--- START INFORMATION PROVIDED ---

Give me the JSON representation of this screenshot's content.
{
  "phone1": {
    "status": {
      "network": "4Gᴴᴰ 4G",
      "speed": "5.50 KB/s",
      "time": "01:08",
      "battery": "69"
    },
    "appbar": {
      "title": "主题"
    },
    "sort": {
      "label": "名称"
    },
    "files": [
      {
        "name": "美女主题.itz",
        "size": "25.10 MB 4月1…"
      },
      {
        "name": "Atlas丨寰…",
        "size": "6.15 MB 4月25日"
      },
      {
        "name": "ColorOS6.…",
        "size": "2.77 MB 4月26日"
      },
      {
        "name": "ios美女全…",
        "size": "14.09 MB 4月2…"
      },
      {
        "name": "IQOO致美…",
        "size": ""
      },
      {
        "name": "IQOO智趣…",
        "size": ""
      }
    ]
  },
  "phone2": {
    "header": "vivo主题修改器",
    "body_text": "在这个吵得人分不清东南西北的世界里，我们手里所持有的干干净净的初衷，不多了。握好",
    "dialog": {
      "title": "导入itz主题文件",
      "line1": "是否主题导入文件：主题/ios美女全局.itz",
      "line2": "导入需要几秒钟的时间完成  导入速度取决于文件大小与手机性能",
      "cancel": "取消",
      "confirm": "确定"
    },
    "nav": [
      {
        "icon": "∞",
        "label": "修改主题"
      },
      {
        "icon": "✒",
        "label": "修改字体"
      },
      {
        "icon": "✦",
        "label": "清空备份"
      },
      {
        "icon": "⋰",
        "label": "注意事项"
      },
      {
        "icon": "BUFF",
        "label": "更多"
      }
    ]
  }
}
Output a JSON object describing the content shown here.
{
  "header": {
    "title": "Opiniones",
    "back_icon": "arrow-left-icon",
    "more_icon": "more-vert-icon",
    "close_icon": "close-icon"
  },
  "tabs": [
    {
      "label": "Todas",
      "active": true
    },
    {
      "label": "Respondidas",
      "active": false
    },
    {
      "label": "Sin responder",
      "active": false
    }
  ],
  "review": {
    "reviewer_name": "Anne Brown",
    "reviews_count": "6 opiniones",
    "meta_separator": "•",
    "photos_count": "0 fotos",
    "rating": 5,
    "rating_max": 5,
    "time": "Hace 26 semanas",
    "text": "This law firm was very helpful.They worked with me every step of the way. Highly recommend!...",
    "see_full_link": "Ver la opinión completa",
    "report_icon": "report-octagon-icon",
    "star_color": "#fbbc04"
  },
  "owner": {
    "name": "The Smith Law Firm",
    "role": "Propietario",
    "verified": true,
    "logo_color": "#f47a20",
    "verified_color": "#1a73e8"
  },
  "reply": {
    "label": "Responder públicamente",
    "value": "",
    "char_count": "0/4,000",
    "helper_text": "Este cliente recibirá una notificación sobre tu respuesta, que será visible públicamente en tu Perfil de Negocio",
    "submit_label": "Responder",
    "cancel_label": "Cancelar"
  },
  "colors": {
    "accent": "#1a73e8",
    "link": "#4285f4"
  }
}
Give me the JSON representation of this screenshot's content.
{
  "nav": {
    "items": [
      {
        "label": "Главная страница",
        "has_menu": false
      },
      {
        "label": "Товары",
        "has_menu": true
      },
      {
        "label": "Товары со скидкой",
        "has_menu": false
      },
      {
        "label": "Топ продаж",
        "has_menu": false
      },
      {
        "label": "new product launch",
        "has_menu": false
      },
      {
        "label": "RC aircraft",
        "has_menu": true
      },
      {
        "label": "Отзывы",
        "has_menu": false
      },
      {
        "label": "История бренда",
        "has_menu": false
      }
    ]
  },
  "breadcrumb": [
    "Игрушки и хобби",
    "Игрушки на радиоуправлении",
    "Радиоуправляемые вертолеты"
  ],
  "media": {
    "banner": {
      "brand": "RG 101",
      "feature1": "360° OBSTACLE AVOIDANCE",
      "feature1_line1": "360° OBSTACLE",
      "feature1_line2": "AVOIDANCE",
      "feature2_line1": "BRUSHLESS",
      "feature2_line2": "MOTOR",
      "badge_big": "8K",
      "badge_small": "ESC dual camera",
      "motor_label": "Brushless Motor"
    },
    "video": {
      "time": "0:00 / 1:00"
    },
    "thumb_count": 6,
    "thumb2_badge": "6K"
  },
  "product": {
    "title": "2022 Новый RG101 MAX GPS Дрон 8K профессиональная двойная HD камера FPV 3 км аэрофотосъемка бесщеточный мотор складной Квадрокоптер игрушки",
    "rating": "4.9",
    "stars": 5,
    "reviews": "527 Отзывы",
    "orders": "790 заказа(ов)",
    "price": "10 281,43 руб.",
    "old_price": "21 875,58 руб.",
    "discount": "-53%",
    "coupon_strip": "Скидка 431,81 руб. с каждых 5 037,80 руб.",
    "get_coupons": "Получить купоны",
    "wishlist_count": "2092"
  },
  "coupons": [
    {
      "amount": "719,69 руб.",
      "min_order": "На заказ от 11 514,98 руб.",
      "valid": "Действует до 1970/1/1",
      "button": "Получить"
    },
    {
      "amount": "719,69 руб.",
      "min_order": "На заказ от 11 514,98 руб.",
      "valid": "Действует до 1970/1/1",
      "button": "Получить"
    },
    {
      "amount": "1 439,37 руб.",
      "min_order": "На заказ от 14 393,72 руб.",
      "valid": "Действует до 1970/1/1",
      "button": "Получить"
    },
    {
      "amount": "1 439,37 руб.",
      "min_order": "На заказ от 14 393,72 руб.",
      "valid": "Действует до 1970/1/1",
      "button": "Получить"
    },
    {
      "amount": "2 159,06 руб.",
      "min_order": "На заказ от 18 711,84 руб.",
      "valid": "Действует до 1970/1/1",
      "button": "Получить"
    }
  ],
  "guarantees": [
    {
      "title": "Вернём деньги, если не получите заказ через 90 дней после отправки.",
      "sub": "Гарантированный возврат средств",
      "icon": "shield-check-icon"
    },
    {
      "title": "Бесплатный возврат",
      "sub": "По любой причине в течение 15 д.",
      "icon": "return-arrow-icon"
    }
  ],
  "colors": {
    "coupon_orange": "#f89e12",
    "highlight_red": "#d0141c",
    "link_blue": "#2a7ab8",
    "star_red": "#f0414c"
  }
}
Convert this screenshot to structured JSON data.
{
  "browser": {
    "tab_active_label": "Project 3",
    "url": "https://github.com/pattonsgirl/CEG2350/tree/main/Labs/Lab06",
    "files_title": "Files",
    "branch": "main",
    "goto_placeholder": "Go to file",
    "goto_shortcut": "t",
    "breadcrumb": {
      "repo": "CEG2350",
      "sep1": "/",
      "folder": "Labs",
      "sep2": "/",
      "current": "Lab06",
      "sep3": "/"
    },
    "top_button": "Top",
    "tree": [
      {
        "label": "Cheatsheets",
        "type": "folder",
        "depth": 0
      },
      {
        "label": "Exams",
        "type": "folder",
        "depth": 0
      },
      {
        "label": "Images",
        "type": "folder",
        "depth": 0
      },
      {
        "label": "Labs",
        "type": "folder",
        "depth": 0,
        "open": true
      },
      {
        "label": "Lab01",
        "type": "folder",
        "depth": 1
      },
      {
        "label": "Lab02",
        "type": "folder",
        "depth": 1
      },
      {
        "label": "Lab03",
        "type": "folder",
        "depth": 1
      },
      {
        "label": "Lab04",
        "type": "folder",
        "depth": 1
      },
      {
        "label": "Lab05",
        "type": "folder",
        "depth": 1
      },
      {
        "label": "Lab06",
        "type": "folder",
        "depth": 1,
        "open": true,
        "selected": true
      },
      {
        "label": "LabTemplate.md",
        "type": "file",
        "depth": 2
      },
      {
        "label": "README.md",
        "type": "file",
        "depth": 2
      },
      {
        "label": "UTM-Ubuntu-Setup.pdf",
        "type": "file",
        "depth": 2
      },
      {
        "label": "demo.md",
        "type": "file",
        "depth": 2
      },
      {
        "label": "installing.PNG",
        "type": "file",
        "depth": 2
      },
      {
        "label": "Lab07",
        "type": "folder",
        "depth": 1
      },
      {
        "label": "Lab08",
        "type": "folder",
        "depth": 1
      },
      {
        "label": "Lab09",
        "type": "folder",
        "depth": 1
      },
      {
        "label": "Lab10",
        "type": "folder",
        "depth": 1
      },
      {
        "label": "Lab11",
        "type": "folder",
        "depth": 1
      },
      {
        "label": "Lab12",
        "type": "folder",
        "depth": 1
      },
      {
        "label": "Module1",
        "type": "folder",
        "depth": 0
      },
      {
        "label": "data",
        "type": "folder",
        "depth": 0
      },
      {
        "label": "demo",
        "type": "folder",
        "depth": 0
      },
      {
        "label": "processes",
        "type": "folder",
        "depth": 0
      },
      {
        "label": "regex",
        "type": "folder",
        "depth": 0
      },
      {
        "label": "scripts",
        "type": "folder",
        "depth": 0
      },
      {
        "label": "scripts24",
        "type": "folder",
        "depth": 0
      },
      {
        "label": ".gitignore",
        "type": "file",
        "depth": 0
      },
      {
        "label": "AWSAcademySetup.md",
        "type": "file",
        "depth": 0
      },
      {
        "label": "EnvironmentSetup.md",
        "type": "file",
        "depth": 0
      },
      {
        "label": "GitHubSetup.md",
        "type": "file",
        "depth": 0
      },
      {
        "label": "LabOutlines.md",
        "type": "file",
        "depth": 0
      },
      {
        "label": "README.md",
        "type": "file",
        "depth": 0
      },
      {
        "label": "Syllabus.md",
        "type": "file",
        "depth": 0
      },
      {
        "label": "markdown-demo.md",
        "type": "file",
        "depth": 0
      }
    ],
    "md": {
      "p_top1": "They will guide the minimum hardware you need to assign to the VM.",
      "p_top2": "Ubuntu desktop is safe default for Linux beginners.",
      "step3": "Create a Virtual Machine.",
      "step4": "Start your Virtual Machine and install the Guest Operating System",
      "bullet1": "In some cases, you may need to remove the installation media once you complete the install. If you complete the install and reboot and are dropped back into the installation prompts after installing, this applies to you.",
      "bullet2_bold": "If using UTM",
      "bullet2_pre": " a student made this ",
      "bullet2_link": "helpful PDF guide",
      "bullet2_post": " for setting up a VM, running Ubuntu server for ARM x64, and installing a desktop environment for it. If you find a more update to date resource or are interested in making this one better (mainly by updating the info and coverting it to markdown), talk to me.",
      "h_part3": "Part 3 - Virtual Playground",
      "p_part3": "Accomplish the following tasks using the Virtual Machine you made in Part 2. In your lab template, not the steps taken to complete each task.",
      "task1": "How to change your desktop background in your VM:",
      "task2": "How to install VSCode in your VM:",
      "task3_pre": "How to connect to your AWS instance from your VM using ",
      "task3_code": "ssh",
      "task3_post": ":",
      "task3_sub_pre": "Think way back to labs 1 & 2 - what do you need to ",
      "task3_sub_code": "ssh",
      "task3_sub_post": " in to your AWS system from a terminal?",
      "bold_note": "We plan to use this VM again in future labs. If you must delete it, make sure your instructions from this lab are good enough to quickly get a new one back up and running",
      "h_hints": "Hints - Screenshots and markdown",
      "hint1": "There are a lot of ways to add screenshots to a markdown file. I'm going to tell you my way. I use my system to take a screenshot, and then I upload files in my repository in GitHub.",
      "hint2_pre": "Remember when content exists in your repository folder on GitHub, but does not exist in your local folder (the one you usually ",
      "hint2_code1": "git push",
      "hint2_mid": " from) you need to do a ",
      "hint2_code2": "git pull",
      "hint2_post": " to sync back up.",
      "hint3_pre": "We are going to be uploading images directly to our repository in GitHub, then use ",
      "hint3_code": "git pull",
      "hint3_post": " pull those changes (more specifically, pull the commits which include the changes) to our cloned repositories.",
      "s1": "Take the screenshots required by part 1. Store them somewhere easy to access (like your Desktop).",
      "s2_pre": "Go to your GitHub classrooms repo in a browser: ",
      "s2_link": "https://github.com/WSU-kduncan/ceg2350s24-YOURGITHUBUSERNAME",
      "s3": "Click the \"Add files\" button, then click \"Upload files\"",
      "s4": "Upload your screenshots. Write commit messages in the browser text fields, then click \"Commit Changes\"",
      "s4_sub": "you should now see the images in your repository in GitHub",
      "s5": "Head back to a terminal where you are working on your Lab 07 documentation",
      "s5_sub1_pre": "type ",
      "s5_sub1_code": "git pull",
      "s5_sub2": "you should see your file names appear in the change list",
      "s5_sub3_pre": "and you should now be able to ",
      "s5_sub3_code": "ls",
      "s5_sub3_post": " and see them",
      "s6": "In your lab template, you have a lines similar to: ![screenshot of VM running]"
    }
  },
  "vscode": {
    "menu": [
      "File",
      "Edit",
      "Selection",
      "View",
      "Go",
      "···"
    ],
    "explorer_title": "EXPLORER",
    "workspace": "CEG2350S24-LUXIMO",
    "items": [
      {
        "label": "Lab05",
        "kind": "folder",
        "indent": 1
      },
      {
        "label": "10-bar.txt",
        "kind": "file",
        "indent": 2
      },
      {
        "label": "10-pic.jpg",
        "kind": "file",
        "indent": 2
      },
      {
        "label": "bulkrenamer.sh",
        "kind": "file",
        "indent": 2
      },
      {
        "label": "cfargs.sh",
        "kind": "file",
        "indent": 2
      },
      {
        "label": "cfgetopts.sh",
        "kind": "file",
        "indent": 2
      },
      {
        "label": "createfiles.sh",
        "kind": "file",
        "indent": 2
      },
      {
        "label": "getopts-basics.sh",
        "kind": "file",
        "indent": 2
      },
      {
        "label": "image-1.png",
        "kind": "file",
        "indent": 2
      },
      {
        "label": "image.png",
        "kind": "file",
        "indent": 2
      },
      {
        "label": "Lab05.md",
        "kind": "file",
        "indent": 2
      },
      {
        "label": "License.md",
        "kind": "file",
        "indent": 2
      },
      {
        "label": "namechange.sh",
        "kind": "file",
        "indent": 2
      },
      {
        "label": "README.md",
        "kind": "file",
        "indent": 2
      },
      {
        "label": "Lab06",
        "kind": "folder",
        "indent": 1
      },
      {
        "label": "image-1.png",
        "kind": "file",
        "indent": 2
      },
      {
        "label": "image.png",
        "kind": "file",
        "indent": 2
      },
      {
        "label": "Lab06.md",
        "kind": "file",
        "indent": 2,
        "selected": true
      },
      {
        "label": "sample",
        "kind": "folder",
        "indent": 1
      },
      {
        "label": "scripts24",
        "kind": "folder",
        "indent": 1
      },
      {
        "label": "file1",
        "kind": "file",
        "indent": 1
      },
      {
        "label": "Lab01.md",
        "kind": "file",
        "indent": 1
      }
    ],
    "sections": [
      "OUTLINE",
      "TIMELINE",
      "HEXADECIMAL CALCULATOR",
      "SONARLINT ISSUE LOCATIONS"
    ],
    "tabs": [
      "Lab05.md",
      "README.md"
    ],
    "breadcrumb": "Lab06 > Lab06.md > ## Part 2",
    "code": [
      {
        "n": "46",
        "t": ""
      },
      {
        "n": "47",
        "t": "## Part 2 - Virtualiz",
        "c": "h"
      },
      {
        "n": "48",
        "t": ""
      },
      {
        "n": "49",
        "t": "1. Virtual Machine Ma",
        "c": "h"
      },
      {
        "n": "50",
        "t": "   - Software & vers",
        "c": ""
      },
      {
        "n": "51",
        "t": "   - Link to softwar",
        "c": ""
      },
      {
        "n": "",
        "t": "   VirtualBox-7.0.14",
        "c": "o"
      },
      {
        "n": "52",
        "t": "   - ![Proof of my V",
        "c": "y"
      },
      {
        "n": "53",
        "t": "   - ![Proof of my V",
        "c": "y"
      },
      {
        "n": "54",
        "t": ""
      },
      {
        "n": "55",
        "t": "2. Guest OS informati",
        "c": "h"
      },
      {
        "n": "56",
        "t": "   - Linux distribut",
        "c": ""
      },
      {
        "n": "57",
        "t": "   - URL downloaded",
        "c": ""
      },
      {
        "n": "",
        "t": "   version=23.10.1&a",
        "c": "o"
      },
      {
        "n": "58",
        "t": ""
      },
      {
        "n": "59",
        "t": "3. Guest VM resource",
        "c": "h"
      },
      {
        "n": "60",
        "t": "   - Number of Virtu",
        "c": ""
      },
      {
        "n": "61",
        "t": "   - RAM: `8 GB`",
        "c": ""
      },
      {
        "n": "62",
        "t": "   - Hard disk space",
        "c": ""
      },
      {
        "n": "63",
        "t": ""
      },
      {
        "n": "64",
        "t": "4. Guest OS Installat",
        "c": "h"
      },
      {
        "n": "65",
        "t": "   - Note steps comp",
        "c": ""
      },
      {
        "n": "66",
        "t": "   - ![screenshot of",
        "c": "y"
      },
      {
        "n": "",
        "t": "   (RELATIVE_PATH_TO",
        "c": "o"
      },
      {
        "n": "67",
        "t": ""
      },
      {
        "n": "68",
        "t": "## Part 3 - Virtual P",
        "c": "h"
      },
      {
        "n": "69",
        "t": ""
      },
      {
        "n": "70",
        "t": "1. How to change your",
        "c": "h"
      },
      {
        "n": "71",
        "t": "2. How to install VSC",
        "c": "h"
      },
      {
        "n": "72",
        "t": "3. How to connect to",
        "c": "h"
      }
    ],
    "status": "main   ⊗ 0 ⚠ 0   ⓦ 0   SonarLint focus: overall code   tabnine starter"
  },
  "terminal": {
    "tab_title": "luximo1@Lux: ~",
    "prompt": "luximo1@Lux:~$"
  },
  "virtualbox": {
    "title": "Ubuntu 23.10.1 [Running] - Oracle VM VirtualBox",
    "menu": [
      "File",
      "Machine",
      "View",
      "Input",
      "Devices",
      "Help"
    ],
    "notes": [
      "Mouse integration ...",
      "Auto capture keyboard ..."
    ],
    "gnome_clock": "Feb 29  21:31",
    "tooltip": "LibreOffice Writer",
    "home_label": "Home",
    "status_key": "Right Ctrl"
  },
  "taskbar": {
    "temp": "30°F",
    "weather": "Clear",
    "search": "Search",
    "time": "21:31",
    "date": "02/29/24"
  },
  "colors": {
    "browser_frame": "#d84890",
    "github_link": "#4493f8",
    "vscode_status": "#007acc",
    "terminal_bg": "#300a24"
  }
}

--- END INFORMATION PROVIDED ---

Examine the data above and state how many of its lines contain the word "need", with no further remarks.

4